Task directions>
Find every line with "page" in it, then report how many there are and nothing more.

The records>
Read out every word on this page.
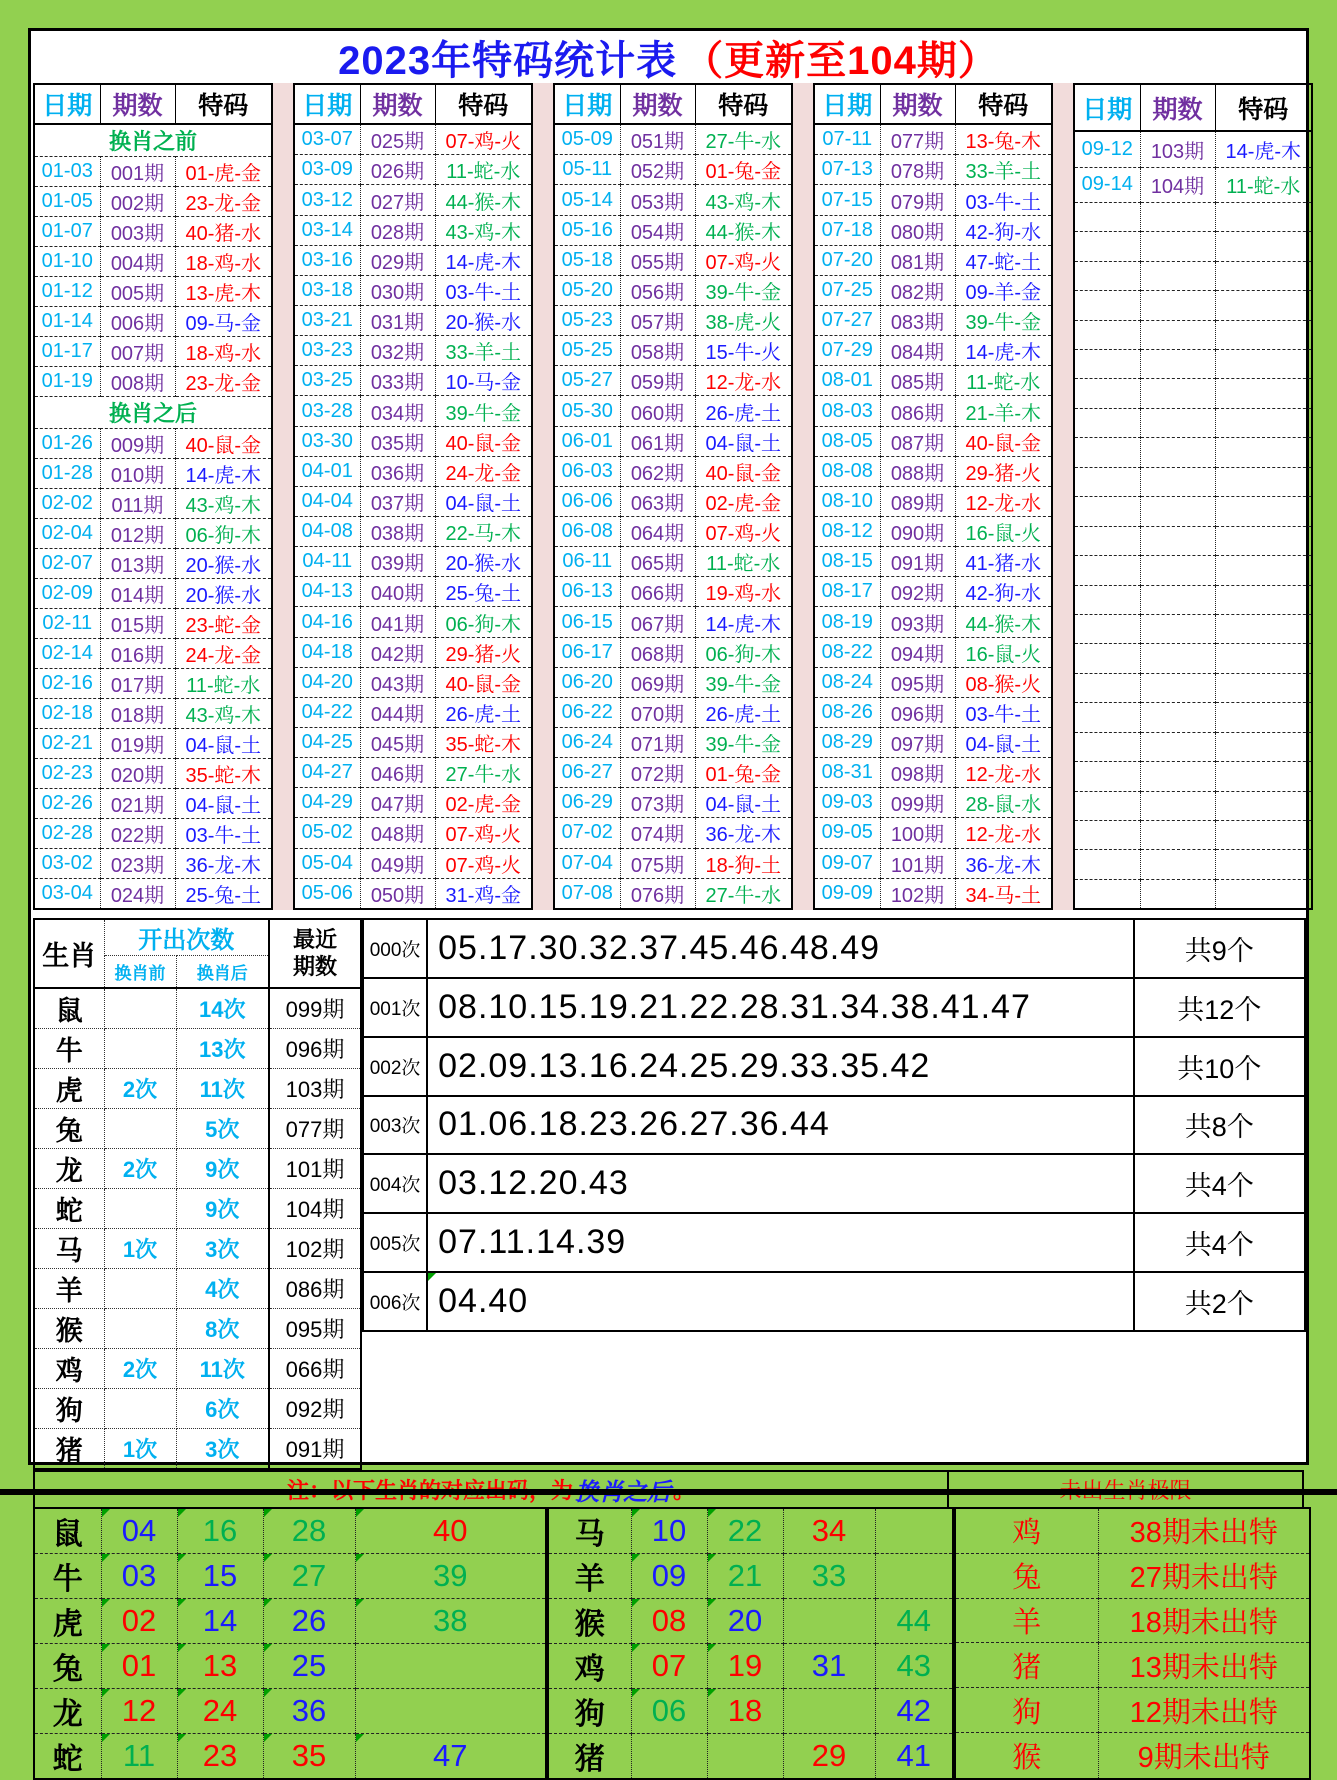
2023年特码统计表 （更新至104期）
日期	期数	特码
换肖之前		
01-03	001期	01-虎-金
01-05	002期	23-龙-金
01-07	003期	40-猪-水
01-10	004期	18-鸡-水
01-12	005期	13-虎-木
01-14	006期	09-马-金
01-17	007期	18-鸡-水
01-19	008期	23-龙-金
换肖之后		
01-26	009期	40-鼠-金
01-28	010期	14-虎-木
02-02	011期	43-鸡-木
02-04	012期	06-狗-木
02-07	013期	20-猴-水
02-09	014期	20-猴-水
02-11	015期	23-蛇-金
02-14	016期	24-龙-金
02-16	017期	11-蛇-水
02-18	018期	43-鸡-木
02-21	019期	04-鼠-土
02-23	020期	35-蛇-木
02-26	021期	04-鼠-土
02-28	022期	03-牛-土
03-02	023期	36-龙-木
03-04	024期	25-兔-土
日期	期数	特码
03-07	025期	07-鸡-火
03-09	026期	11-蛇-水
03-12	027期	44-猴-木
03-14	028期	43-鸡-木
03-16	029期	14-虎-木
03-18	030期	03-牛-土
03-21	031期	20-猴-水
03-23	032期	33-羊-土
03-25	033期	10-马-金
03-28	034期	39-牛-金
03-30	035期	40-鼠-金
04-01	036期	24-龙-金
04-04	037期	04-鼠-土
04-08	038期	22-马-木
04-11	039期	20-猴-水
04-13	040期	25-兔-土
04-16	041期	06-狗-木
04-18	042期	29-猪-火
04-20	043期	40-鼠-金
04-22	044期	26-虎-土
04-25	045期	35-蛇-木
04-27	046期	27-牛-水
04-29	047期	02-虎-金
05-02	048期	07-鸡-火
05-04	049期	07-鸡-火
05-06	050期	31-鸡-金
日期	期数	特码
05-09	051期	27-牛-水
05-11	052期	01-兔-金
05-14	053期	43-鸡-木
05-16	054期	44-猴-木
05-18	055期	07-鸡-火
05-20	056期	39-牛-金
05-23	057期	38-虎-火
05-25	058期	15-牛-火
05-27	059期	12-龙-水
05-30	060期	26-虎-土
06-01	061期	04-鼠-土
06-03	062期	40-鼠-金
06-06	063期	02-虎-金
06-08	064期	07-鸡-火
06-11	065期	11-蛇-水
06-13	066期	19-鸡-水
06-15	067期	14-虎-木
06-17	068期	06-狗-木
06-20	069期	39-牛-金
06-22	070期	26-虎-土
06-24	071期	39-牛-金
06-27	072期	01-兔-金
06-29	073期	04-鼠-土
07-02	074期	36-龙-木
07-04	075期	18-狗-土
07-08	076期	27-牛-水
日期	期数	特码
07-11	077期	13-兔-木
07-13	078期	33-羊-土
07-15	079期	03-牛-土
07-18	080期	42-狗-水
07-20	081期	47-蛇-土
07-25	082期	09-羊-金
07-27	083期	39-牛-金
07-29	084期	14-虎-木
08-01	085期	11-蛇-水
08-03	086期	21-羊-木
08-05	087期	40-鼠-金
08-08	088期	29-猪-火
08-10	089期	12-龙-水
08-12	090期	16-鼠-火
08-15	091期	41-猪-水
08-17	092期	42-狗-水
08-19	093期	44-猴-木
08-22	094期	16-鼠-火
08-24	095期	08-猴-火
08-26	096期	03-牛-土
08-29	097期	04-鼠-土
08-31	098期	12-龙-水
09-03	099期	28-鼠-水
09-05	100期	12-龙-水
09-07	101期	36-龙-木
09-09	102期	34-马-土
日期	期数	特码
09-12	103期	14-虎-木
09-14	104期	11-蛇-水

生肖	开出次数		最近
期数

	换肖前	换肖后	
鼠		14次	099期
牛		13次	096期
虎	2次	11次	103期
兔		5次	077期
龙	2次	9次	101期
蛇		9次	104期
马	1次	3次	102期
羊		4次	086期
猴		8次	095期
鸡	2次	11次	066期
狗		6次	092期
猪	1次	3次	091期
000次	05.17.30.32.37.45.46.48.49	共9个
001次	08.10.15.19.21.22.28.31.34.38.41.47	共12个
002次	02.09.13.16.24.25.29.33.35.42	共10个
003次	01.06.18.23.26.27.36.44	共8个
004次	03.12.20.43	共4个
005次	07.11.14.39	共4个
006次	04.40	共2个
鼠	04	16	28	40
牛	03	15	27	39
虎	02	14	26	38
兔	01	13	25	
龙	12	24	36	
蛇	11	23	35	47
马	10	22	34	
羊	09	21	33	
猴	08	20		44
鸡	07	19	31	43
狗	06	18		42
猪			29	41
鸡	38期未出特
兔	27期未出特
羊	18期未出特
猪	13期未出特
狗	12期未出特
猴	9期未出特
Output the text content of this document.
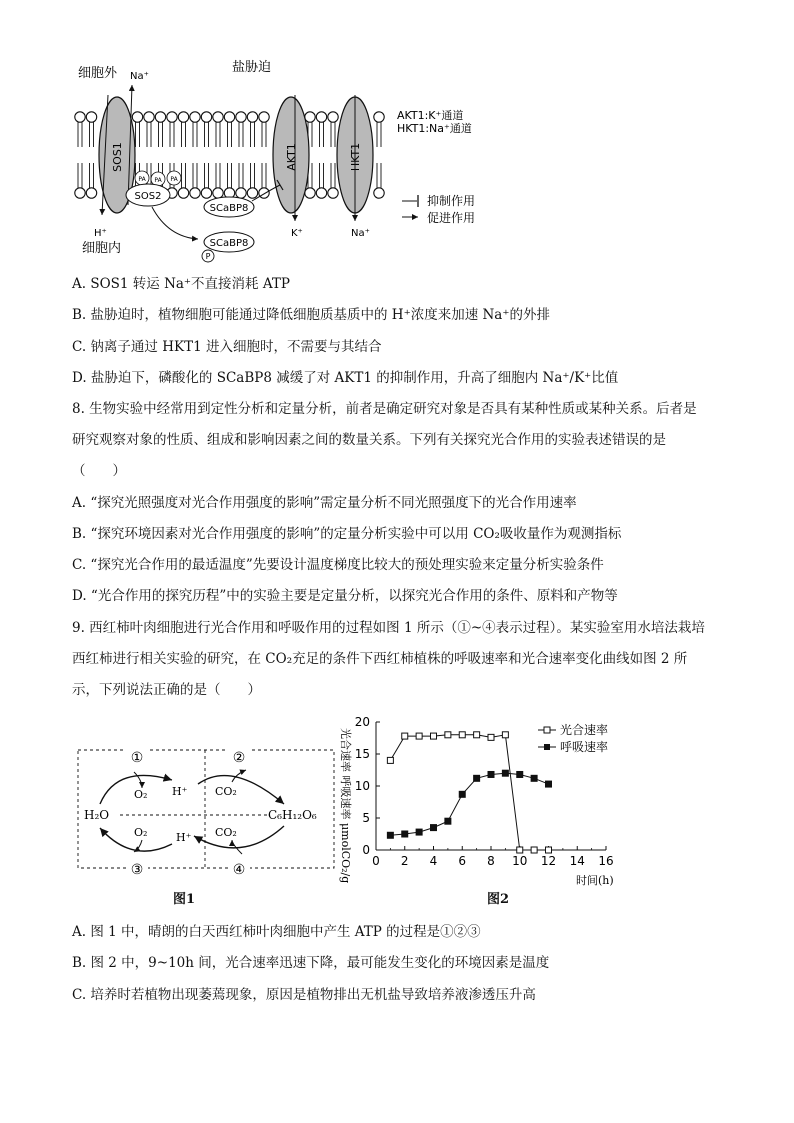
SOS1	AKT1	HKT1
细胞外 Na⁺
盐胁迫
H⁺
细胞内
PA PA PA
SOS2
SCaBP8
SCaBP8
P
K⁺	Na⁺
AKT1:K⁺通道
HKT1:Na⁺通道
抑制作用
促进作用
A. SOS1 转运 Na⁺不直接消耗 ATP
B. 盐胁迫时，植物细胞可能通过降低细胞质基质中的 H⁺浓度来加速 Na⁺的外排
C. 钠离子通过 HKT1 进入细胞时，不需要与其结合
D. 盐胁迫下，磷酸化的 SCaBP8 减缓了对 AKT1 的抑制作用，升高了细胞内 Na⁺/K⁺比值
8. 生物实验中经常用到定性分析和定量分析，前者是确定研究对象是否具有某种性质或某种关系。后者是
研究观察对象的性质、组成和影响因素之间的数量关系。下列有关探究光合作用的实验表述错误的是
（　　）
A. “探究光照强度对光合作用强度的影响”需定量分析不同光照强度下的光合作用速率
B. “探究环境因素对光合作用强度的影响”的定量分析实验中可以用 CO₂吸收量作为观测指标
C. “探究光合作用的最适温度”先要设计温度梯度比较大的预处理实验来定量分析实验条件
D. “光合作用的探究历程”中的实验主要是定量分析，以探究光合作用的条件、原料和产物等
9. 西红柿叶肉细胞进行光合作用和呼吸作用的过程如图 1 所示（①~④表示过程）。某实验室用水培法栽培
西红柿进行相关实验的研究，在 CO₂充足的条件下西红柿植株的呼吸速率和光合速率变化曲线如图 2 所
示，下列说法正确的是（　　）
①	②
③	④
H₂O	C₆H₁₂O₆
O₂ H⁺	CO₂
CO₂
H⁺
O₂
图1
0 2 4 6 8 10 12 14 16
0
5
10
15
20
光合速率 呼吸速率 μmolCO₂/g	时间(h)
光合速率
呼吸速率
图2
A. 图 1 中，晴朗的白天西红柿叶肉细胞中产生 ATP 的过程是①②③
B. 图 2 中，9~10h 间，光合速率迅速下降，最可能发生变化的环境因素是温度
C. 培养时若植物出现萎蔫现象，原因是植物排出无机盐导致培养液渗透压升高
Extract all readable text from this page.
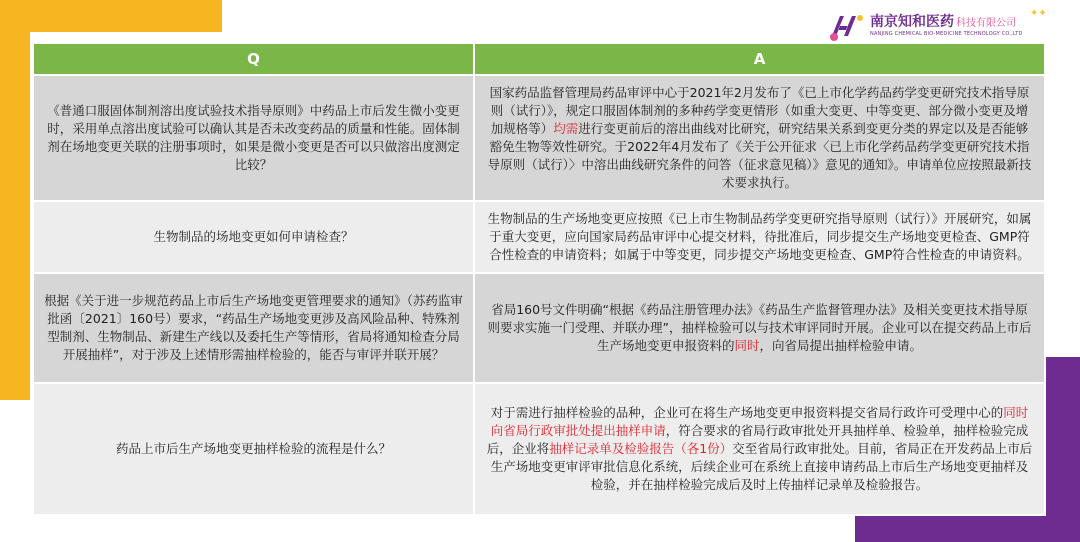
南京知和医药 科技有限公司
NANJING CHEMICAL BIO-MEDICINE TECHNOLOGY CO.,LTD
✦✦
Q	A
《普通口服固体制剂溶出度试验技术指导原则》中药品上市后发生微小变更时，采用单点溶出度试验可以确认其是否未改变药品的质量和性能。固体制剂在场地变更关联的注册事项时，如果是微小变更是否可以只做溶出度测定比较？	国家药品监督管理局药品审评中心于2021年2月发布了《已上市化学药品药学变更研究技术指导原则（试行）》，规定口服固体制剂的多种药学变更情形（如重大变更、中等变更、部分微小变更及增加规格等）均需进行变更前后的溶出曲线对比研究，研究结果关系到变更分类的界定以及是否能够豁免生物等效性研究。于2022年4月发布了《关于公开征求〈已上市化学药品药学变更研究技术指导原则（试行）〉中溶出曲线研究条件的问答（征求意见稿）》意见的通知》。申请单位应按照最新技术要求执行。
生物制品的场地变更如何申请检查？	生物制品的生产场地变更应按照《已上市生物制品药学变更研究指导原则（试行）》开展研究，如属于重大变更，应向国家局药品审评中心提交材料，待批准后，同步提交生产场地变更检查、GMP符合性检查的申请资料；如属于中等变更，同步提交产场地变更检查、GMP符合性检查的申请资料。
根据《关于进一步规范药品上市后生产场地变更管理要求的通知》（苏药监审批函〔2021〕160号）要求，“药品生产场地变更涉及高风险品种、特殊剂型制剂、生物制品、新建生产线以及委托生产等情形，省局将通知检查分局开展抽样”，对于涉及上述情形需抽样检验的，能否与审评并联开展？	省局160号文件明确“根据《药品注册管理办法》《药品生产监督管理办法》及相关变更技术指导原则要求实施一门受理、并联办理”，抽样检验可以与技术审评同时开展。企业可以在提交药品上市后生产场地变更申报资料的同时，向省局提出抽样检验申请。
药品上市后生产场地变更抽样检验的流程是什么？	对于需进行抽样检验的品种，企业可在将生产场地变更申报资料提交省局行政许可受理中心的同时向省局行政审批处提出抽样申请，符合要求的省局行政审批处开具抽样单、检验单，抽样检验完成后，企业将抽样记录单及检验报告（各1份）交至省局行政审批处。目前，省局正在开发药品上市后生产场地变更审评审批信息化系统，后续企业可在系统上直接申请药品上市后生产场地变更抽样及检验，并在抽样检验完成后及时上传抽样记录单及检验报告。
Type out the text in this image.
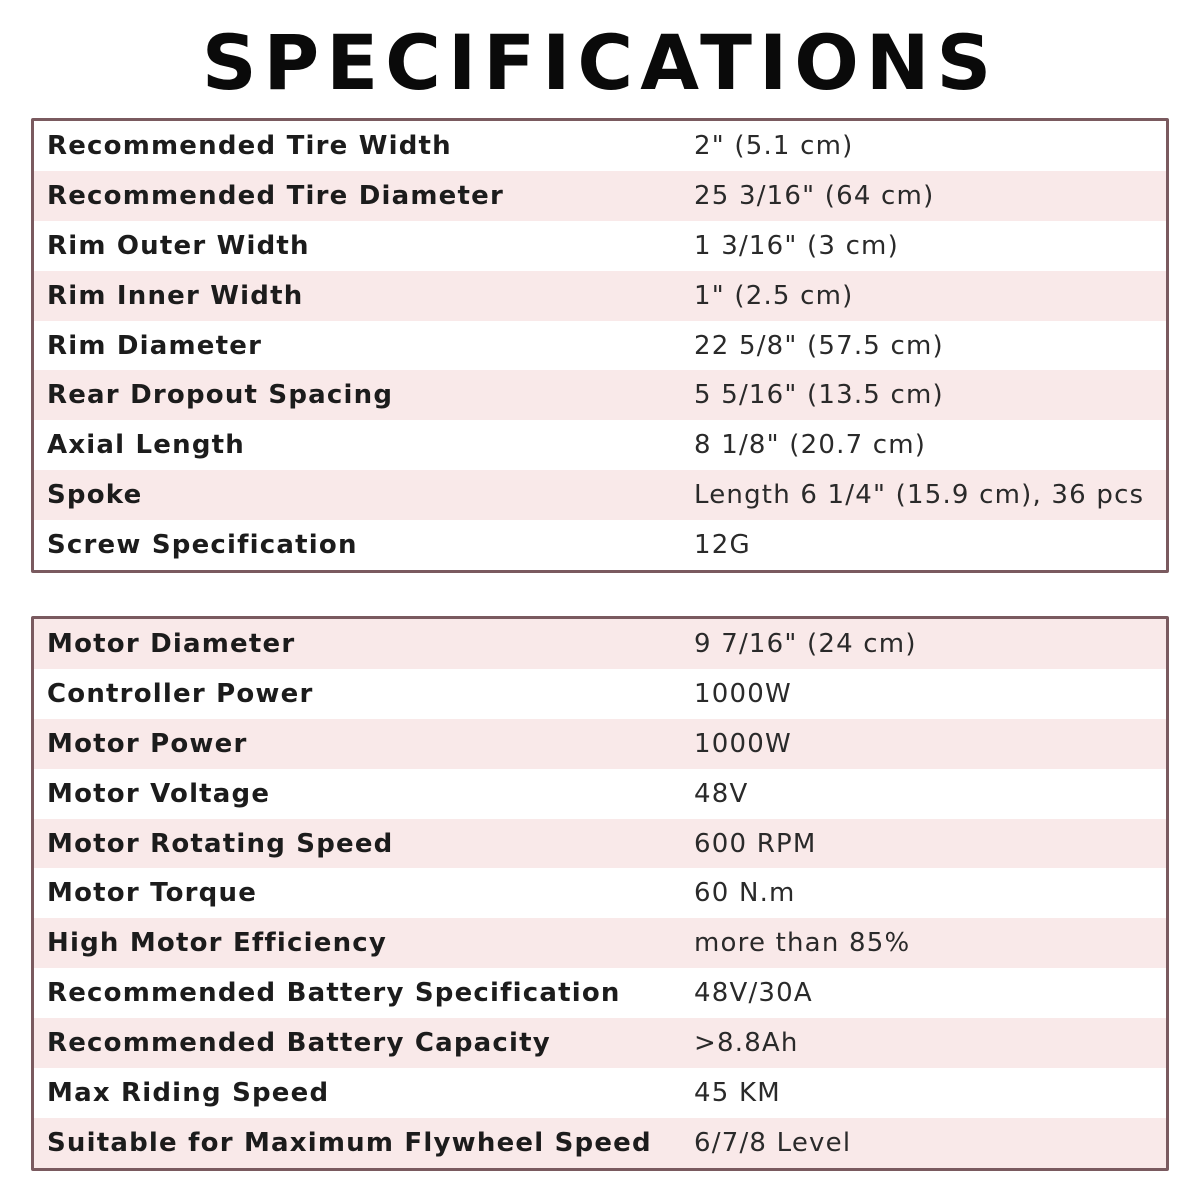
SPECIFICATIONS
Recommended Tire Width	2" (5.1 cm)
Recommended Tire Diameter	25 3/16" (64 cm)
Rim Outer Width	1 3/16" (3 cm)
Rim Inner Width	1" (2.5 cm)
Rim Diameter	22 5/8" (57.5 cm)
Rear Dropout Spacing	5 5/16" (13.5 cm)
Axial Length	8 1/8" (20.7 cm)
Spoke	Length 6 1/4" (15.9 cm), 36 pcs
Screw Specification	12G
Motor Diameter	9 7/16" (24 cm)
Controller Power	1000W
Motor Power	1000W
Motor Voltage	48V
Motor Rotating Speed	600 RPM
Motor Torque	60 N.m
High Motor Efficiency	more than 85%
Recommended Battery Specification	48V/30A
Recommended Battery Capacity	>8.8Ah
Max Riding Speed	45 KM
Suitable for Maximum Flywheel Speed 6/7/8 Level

Response to this task>
2